**What is being asked:** Look below for the line with "Extract the structured". Extract that line and each one after it through the last, word for word.

--- Start Rows ---

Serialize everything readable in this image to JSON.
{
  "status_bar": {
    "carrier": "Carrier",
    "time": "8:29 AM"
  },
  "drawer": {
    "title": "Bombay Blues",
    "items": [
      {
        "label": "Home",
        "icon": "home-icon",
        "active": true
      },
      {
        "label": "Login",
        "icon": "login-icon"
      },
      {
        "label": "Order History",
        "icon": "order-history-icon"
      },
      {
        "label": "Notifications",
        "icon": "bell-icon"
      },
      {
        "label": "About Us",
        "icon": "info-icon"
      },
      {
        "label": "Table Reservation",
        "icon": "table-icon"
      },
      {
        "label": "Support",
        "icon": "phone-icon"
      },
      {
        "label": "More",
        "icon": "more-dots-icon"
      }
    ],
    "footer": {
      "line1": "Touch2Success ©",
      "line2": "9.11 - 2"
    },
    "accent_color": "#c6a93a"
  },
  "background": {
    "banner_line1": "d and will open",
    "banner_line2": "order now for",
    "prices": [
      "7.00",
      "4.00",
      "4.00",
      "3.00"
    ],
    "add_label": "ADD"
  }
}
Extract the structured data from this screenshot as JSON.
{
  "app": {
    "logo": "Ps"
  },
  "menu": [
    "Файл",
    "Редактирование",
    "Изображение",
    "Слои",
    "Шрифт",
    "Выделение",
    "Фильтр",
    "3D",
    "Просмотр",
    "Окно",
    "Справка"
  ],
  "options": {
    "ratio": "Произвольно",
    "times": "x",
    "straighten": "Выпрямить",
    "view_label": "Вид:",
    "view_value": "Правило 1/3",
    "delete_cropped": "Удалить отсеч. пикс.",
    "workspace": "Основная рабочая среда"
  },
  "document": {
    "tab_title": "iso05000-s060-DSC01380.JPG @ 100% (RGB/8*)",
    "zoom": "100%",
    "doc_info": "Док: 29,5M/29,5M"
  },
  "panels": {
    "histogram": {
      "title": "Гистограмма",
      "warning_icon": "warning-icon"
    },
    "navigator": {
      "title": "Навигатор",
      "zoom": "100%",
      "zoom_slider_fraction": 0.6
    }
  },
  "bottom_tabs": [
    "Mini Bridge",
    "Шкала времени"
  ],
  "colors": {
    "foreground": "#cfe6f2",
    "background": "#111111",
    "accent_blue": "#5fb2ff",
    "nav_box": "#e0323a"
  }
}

--- End Rows ---

**Result for this task:**
Extract the structured data from this screenshot as JSON.
{
  "app": {
    "logo": "Ps"
  },
  "menu": [
    "Файл",
    "Редактирование",
    "Изображение",
    "Слои",
    "Шрифт",
    "Выделение",
    "Фильтр",
    "3D",
    "Просмотр",
    "Окно",
    "Справка"
  ],
  "options": {
    "ratio": "Произвольно",
    "times": "x",
    "straighten": "Выпрямить",
    "view_label": "Вид:",
    "view_value": "Правило 1/3",
    "delete_cropped": "Удалить отсеч. пикс.",
    "workspace": "Основная рабочая среда"
  },
  "document": {
    "tab_title": "iso05000-s060-DSC01380.JPG @ 100% (RGB/8*)",
    "zoom": "100%",
    "doc_info": "Док: 29,5M/29,5M"
  },
  "panels": {
    "histogram": {
      "title": "Гистограмма",
      "warning_icon": "warning-icon"
    },
    "navigator": {
      "title": "Навигатор",
      "zoom": "100%",
      "zoom_slider_fraction": 0.6
    }
  },
  "bottom_tabs": [
    "Mini Bridge",
    "Шкала времени"
  ],
  "colors": {
    "foreground": "#cfe6f2",
    "background": "#111111",
    "accent_blue": "#5fb2ff",
    "nav_box": "#e0323a"
  }
}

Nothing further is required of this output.